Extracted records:
◇ ◇ ◇ ◇ ◇ ◇ ◇
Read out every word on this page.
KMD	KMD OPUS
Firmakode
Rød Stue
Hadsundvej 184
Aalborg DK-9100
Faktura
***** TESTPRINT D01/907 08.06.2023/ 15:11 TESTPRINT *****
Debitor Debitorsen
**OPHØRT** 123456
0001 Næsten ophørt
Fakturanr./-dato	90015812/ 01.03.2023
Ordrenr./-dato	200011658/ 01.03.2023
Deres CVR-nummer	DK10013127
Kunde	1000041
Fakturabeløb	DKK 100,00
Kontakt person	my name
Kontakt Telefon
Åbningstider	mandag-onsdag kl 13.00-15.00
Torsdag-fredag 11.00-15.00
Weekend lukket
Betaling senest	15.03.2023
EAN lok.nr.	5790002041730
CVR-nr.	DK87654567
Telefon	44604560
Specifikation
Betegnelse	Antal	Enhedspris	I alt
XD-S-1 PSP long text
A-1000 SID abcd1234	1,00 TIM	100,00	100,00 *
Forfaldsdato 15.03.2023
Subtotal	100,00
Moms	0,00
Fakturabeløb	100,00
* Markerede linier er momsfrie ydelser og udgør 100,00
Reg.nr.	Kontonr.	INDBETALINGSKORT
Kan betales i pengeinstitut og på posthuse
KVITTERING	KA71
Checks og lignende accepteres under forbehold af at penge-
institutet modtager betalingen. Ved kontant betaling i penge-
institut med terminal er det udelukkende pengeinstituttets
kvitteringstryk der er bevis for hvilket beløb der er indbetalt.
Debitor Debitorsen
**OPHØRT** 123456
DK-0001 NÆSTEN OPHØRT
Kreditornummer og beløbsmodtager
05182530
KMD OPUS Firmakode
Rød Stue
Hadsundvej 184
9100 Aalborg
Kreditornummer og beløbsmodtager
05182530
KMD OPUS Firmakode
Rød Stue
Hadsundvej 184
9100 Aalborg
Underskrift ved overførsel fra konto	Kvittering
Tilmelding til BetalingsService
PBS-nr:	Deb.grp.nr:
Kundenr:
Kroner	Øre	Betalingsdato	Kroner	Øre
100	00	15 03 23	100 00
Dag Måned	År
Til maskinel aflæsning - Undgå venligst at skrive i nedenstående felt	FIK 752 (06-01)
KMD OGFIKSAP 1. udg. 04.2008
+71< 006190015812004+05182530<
◇ ◇ ◇ ◇ ◇ ◇ ◇
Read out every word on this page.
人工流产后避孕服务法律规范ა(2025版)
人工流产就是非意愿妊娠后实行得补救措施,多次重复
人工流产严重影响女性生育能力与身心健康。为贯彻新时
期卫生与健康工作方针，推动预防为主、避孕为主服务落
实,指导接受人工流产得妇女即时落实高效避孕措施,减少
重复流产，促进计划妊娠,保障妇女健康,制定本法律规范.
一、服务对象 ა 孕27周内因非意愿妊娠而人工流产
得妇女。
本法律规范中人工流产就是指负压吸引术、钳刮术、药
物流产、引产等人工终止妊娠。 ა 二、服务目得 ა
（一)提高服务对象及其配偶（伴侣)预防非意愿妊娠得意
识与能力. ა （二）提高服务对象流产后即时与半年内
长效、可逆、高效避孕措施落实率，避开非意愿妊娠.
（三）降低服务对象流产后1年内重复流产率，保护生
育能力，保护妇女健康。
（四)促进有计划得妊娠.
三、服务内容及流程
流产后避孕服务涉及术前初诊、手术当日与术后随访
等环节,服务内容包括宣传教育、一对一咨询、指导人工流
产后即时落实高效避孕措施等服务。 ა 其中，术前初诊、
◇ ◇ ◇ ◇ ◇ ◇ ◇
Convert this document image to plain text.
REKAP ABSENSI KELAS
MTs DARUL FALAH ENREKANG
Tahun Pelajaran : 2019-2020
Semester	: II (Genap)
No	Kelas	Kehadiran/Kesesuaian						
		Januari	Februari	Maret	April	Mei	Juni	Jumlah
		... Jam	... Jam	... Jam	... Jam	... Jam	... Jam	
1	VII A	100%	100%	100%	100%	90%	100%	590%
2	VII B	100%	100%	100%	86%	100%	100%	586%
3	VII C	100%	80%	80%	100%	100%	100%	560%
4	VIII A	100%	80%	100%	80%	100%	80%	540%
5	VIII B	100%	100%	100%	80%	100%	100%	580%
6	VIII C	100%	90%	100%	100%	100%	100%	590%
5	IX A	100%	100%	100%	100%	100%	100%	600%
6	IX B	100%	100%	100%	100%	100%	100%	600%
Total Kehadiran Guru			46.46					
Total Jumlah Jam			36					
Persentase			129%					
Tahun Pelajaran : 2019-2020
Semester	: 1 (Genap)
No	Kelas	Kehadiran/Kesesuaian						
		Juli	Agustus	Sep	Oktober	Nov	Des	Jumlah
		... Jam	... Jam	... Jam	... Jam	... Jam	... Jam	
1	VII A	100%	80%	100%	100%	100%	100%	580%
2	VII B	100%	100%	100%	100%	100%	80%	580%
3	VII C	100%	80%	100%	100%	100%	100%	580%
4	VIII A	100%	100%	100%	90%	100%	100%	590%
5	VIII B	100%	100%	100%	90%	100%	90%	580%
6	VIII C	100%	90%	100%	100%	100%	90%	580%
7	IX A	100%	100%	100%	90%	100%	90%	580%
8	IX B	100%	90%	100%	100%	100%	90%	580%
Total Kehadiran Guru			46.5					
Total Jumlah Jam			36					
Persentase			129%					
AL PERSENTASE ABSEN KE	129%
◇ ◇ ◇ ◇ ◇ ◇ ◇
What to do
Within the entries above, work out how many lines contain the word "Fakturabeløb". The number alone is the answer.

Answer for this exercise
2